◆ Short exercise ◆
Find the lines of data that contain the string "ОБЛАСТИ", then list them.

◆ Records for processing ◆
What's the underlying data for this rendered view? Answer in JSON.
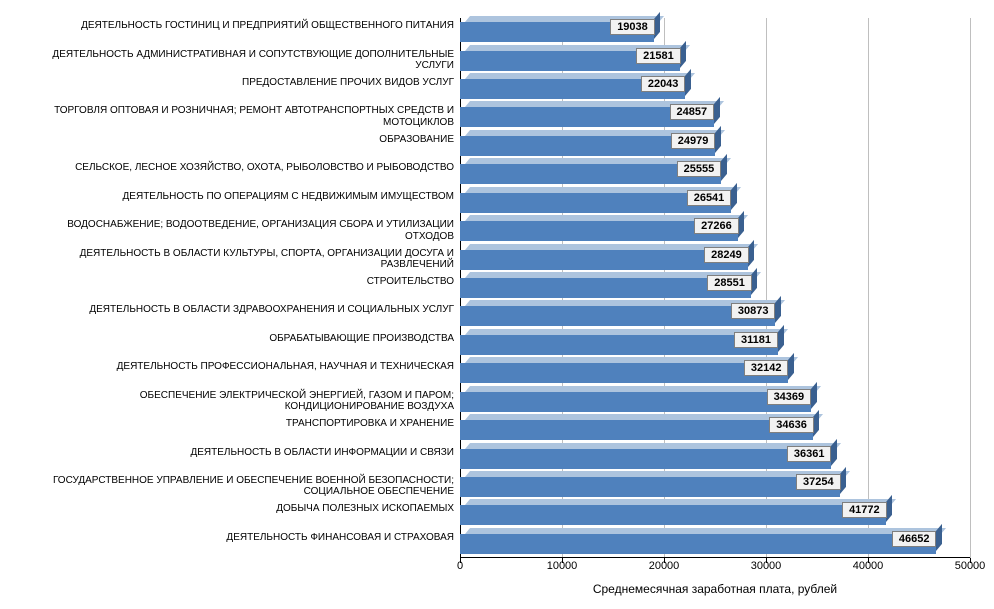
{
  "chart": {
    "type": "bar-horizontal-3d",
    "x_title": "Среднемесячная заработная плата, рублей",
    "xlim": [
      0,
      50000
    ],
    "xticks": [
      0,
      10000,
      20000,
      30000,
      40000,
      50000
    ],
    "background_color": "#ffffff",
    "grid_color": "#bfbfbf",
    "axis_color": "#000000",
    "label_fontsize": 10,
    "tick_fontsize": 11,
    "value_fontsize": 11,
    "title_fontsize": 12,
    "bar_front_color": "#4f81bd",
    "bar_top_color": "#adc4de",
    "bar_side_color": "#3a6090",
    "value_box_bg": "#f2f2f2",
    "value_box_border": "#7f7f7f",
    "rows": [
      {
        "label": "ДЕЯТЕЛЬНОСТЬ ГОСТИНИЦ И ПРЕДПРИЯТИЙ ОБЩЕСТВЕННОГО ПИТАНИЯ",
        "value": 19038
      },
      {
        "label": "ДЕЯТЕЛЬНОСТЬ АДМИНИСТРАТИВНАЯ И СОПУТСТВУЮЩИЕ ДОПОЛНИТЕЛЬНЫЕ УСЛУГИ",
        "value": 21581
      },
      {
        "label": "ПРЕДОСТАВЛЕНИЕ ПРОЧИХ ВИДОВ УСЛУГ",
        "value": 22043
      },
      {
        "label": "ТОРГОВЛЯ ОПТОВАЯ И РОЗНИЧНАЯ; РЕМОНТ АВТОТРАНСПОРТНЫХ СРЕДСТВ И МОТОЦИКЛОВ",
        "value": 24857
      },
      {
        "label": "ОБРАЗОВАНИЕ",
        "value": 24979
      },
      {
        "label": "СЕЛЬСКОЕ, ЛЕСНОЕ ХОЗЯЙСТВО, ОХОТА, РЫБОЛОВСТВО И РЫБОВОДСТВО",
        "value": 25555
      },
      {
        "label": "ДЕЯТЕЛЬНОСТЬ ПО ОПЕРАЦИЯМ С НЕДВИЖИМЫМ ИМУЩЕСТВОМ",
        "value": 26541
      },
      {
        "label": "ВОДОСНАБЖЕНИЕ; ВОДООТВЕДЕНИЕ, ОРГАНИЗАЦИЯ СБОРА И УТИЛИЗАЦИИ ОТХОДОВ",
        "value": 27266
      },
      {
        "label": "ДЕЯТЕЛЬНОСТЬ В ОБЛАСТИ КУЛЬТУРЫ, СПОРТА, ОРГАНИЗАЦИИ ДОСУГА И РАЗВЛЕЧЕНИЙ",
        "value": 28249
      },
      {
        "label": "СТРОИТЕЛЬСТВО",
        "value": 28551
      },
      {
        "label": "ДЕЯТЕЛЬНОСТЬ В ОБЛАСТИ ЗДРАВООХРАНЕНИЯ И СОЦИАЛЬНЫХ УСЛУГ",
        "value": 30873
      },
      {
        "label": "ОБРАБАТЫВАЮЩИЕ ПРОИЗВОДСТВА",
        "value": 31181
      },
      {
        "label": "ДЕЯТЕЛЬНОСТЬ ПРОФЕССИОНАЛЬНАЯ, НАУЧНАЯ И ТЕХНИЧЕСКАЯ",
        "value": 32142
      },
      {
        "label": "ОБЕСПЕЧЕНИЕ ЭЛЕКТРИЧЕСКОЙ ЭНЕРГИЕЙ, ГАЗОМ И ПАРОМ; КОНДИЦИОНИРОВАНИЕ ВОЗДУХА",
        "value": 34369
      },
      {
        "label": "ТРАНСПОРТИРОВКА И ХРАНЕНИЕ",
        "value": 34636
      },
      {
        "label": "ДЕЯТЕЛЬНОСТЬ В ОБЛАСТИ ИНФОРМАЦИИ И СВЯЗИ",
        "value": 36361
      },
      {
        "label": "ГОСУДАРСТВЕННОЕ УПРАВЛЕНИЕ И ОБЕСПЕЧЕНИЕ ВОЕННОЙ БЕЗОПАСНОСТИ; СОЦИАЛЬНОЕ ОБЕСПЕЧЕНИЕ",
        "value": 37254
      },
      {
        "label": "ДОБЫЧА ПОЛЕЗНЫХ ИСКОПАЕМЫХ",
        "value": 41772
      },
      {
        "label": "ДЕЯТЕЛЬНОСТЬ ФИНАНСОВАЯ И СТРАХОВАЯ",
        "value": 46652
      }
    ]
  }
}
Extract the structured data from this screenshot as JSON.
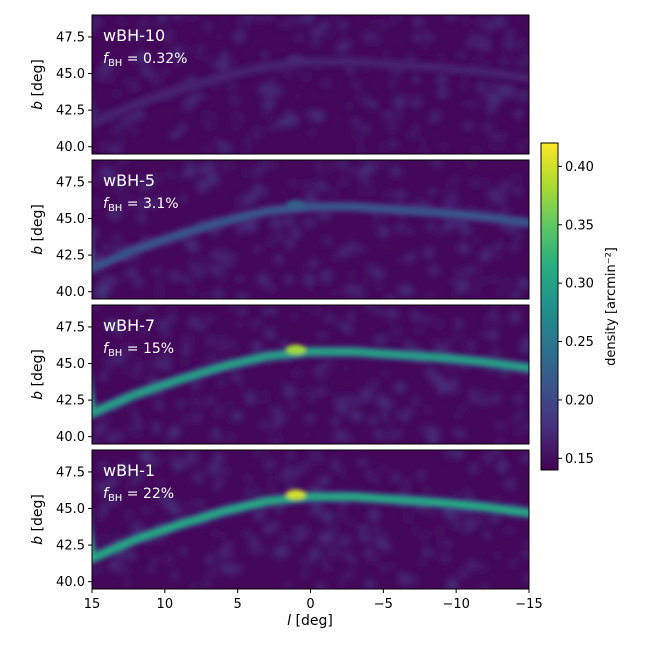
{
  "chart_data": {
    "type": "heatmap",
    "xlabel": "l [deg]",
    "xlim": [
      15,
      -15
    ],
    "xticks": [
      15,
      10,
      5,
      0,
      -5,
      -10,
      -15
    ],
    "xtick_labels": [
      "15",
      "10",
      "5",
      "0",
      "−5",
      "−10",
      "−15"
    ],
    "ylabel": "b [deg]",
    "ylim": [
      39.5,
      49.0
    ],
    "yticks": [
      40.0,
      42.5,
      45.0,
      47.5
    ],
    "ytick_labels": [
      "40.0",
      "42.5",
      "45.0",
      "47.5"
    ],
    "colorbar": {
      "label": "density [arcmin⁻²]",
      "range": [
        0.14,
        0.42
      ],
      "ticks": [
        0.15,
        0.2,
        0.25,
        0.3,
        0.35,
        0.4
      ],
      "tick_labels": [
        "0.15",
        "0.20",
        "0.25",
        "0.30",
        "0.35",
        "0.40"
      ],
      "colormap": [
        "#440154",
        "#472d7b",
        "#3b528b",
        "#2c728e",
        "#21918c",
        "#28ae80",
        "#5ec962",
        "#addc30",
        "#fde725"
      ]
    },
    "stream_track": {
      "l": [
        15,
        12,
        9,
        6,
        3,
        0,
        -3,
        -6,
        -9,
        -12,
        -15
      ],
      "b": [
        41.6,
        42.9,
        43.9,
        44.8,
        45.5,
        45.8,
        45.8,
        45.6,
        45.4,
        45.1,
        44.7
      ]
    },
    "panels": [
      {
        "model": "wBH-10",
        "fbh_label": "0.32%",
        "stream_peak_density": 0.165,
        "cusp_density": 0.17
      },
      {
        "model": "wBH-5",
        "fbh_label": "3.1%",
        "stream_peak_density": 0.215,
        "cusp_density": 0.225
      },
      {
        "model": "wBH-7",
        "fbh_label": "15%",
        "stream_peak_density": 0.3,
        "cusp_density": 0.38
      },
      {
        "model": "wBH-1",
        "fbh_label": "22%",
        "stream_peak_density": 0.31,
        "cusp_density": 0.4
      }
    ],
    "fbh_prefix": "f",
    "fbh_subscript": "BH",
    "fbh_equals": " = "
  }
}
--
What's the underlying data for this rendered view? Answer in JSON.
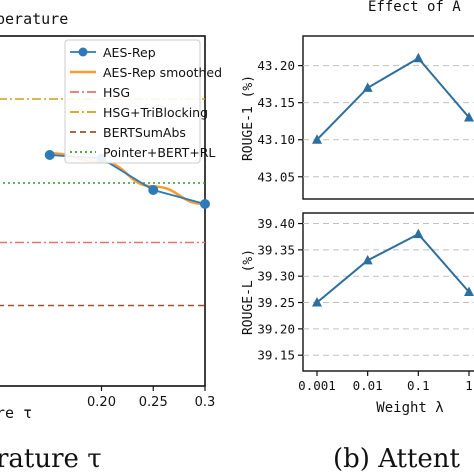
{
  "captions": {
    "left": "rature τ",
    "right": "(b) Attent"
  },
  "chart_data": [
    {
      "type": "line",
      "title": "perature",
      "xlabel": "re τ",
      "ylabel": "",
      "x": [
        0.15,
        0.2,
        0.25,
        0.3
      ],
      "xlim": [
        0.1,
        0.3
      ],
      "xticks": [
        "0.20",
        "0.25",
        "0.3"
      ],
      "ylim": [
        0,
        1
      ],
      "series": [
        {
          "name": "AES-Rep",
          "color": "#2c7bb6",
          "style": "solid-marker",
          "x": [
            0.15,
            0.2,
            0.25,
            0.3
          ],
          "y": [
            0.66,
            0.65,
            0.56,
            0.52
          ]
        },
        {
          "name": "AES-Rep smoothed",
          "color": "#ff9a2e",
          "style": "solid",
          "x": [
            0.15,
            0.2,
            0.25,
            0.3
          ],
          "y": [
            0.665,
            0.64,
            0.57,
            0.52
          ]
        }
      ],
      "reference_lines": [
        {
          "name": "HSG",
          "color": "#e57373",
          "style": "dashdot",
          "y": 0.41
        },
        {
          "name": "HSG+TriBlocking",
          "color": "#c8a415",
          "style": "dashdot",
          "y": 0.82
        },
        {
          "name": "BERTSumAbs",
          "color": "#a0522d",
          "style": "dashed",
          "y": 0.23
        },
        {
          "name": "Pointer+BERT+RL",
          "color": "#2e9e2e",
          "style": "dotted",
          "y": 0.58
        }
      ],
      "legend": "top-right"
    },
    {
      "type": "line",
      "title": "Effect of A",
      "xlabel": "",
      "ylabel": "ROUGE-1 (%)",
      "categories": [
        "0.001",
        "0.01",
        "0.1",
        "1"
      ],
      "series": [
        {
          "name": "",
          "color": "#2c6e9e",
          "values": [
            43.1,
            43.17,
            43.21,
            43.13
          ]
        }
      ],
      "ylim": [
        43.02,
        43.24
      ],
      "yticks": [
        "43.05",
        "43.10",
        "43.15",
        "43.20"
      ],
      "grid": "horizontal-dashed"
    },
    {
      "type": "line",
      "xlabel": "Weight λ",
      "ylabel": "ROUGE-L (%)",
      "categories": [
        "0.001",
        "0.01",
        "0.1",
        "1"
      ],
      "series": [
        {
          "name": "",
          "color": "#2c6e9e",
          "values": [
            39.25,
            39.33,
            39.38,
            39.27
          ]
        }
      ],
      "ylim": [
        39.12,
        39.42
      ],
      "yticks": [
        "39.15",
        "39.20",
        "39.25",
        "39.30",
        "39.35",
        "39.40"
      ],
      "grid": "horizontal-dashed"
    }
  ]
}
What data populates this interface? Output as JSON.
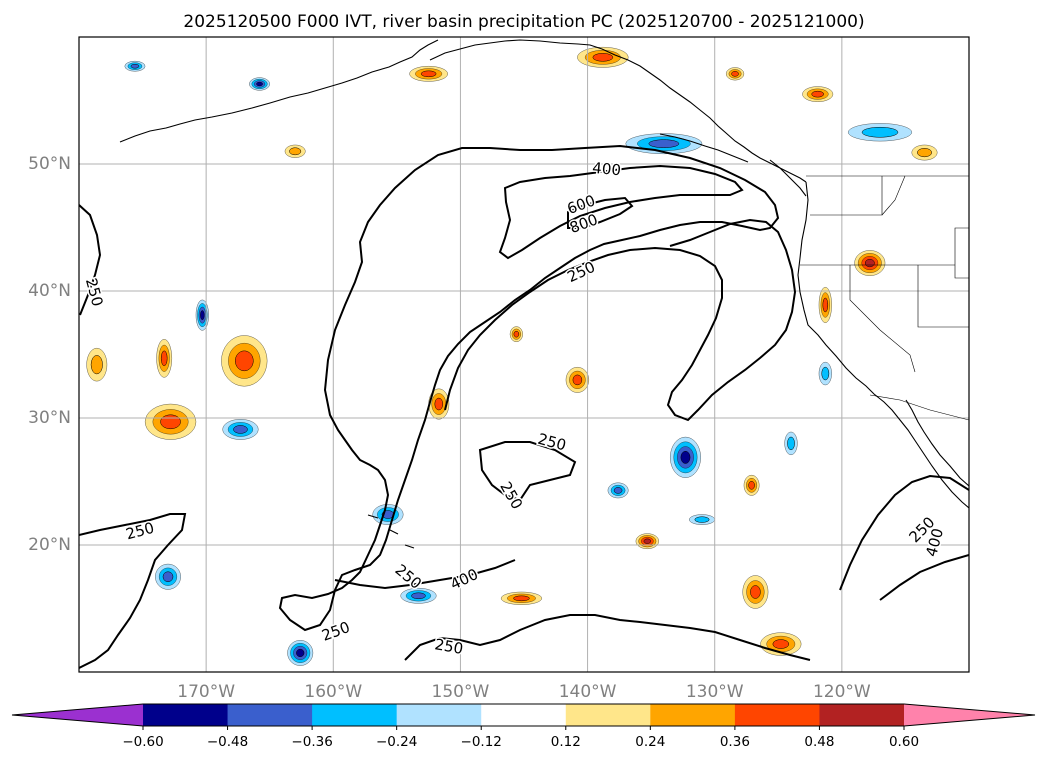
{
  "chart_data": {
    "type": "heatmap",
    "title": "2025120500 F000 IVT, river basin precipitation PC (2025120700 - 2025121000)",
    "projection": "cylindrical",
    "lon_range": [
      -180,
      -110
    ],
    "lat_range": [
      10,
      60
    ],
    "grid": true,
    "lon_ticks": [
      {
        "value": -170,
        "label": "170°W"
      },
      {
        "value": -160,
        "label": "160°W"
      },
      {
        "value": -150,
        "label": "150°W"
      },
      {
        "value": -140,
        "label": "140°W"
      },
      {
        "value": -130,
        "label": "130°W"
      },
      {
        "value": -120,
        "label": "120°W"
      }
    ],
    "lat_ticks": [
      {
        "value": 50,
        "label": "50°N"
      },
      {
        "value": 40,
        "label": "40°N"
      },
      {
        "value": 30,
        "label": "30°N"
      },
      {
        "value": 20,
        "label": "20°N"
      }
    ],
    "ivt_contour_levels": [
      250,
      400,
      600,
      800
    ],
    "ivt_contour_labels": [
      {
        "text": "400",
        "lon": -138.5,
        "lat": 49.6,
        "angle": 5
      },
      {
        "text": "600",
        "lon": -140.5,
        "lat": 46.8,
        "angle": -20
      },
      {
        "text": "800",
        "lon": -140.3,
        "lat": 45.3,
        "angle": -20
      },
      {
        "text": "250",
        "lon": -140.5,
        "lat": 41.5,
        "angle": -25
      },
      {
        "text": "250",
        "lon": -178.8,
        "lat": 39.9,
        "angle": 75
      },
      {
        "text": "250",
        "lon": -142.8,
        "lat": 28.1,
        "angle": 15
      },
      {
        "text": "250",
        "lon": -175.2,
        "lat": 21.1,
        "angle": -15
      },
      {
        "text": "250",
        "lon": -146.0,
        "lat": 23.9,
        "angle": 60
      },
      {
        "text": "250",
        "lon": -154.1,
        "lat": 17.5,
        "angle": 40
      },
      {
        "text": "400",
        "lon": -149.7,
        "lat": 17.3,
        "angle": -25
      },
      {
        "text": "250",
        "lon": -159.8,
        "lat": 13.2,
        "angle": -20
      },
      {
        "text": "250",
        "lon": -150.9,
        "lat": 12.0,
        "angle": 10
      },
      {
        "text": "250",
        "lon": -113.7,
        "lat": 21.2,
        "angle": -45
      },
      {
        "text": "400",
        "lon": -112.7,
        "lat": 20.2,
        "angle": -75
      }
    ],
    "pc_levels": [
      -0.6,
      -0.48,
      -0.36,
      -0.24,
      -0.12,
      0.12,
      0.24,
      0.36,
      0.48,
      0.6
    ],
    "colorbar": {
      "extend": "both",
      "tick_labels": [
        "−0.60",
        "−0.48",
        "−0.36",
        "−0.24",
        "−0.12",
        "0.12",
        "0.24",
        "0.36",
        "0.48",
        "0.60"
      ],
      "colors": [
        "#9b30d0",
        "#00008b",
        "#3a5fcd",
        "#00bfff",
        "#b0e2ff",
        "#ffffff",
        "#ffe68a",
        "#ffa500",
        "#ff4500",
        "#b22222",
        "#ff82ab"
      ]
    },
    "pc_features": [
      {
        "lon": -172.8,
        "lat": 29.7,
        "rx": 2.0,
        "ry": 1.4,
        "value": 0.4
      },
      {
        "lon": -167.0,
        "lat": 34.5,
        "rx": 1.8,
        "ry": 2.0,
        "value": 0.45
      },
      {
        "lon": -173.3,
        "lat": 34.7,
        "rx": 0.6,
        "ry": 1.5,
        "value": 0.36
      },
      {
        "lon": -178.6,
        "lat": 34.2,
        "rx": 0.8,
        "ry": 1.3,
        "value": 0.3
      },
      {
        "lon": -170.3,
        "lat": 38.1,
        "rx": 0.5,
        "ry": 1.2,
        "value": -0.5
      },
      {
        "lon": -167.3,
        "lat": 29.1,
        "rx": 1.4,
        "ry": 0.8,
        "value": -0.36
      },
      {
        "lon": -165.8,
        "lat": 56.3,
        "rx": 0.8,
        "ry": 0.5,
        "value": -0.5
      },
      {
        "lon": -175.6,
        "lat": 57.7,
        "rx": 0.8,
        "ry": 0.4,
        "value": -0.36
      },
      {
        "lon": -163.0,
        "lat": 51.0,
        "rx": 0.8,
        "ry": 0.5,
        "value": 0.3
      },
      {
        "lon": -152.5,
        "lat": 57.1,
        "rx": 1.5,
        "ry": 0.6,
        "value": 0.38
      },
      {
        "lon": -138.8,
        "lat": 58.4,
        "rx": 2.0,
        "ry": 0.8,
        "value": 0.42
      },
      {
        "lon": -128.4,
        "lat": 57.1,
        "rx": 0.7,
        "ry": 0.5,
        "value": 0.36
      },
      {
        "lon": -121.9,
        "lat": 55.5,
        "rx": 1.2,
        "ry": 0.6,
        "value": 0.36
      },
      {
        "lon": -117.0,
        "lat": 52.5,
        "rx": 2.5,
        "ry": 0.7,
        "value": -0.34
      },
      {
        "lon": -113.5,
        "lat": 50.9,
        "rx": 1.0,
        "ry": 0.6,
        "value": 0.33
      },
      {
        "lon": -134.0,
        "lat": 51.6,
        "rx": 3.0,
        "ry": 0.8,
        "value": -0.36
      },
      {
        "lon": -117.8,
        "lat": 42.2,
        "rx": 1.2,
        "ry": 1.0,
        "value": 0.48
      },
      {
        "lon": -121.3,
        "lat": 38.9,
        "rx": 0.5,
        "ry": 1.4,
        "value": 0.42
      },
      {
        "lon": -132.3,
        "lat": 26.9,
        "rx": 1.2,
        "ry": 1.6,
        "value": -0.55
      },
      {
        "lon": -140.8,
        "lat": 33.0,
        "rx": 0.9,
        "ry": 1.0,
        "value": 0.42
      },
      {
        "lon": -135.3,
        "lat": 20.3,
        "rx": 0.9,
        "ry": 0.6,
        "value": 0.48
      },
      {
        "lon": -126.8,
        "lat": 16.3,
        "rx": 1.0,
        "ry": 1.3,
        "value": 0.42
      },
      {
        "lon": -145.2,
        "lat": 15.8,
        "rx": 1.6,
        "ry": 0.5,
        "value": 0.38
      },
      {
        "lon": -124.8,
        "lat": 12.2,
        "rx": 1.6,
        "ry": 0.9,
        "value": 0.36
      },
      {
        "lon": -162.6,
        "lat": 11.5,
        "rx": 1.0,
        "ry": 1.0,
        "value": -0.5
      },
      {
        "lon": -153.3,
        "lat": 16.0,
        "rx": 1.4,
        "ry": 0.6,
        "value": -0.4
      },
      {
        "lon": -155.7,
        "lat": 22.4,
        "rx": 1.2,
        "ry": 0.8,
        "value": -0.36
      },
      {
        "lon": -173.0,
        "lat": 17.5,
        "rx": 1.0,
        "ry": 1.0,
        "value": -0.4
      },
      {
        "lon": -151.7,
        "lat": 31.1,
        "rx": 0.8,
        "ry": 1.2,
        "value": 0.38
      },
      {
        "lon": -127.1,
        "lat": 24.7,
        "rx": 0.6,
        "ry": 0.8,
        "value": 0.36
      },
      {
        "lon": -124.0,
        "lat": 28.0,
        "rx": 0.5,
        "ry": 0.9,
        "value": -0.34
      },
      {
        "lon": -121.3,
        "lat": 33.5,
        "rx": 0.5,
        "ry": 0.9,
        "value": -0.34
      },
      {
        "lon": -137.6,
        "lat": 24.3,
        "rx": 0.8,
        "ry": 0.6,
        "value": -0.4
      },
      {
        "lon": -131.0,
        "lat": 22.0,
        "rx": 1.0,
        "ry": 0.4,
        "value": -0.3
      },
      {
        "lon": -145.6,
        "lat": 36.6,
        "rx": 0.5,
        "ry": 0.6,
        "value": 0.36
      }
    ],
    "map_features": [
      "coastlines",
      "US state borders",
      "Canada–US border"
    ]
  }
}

◆ Task output ◆
        "label": "ДЕЯТЕЛЬНОСТЬ В ОБЛАСТИ КУЛЬТУРЫ, СПОРТА, ОРГАНИЗАЦИИ ДОСУГА И РАЗВЛЕЧЕНИЙ",
        "label": "ДЕЯТЕЛЬНОСТЬ В ОБЛАСТИ ЗДРАВООХРАНЕНИЯ И СОЦИАЛЬНЫХ УСЛУГ",
        "label": "ДЕЯТЕЛЬНОСТЬ В ОБЛАСТИ ИНФОРМАЦИИ И СВЯЗИ",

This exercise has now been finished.